Please copy the listing below word for word, from its first line through the line containing "y-tick-label: 5 bbox=[37, 440, 44, 455]", including both of those lines.

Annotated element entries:

==*==

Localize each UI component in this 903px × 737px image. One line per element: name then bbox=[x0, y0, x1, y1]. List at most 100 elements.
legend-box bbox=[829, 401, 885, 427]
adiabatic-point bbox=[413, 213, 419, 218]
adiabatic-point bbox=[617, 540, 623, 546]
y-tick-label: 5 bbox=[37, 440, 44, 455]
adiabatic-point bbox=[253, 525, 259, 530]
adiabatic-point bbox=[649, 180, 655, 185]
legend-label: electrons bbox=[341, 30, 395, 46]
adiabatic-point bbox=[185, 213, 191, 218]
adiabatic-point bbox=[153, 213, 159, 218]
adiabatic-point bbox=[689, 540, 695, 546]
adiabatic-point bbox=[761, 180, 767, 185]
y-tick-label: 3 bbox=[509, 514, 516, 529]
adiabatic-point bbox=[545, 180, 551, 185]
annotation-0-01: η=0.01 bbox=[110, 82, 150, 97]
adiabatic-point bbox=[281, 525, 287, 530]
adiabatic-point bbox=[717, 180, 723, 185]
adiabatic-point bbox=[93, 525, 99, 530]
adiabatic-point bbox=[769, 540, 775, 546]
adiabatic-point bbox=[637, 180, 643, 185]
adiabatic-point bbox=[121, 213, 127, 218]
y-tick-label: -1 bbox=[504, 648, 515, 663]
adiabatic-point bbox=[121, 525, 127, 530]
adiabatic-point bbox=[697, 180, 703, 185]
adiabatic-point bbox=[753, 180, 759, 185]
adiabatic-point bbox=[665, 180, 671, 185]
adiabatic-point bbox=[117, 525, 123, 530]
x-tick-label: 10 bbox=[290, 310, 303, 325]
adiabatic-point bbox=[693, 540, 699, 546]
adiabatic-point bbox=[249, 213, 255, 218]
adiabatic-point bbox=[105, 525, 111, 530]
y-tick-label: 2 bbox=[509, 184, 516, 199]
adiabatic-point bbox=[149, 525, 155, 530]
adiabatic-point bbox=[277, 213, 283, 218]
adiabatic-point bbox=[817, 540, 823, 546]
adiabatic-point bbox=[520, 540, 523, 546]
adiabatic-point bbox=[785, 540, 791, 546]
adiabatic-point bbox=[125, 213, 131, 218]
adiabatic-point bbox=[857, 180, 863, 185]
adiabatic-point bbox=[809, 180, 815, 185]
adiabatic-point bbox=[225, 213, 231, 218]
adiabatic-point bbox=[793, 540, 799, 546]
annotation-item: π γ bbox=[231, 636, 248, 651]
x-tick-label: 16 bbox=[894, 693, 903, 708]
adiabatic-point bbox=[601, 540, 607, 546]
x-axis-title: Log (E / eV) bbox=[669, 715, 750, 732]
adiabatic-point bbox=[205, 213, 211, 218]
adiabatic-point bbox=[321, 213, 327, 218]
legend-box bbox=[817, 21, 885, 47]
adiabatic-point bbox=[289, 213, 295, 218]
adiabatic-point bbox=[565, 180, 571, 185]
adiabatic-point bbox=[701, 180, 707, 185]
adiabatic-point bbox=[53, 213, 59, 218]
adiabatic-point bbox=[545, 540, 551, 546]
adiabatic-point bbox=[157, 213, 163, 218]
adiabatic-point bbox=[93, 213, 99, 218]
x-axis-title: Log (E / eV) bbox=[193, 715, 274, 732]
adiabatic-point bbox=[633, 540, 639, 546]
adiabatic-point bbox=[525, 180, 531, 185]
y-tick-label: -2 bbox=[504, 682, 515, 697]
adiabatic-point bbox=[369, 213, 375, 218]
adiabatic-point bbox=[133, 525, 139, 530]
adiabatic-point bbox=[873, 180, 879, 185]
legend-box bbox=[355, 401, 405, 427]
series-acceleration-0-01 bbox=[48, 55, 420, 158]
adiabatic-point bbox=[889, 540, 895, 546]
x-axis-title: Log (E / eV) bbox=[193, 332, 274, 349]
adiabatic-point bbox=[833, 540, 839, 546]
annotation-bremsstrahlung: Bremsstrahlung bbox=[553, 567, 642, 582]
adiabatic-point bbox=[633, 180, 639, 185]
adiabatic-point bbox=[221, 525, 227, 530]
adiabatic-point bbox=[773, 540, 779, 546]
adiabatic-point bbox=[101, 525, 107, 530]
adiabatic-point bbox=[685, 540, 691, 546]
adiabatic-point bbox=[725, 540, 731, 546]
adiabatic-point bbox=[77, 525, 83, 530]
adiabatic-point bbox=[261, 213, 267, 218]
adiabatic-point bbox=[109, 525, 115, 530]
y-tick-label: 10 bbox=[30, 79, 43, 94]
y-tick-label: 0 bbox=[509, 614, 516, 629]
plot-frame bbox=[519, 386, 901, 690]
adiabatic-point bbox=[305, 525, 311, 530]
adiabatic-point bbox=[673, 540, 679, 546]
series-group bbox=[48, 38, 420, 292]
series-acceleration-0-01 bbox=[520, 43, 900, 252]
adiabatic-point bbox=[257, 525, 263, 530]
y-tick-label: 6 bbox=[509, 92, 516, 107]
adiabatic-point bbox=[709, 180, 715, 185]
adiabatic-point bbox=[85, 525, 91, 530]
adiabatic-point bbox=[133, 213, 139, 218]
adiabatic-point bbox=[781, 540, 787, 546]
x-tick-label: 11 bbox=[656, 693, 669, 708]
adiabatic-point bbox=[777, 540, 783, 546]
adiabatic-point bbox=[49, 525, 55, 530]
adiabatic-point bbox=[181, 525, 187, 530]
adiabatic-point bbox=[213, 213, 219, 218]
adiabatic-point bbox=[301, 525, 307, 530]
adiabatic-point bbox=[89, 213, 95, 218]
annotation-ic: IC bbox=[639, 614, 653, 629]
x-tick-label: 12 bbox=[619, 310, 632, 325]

==*==

RESPONSE FOR THIS EXERCISE »
Localize each UI component in this 903px × 737px image. One line per element: name then bbox=[x0, y0, x1, y1]. List at most 100 elements.
legend-box bbox=[829, 401, 885, 427]
adiabatic-point bbox=[413, 213, 419, 218]
adiabatic-point bbox=[617, 540, 623, 546]
y-tick-label: 5 bbox=[37, 440, 44, 455]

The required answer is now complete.